WHAT YOU ARE ASKED TO DO
Below are entries to be transcribed exactly; exclude the pictures from the copy.

RECORDS TO USE
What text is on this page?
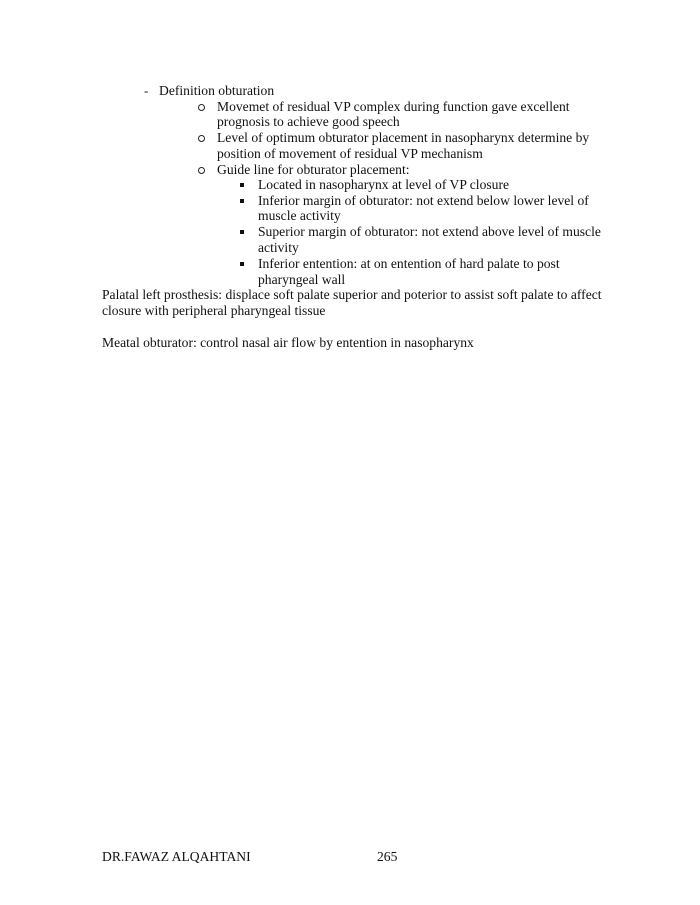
- Definition obturation
Movemet of residual VP complex during function gave excellent
prognosis to achieve good speech
Level of optimum obturator placement in nasopharynx determine by
position of movement of residual VP mechanism
Guide line for obturator placement:
Located in nasopharynx at level of VP closure
Inferior margin of obturator: not extend below lower level of
muscle activity
Superior margin of obturator: not extend above level of muscle
activity
Inferior entention: at on entention of hard palate to post
pharyngeal wall
Palatal left prosthesis: displace soft palate superior and poterior to assist soft palate to affect
closure with peripheral pharyngeal tissue
Meatal obturator: control nasal air flow by entention in nasopharynx
DR.FAWAZ ALQAHTANI	265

WRITTEN RESPONSE
What text is on this page?
- Definition obturation
Movemet of residual VP complex during function gave excellent
prognosis to achieve good speech
Level of optimum obturator placement in nasopharynx determine by
position of movement of residual VP mechanism
Guide line for obturator placement:
Located in nasopharynx at level of VP closure
Inferior margin of obturator: not extend below lower level of
muscle activity
Superior margin of obturator: not extend above level of muscle
activity
Inferior entention: at on entention of hard palate to post
pharyngeal wall
Palatal left prosthesis: displace soft palate superior and poterior to assist soft palate to affect
closure with peripheral pharyngeal tissue
Meatal obturator: control nasal air flow by entention in nasopharynx
DR.FAWAZ ALQAHTANI	265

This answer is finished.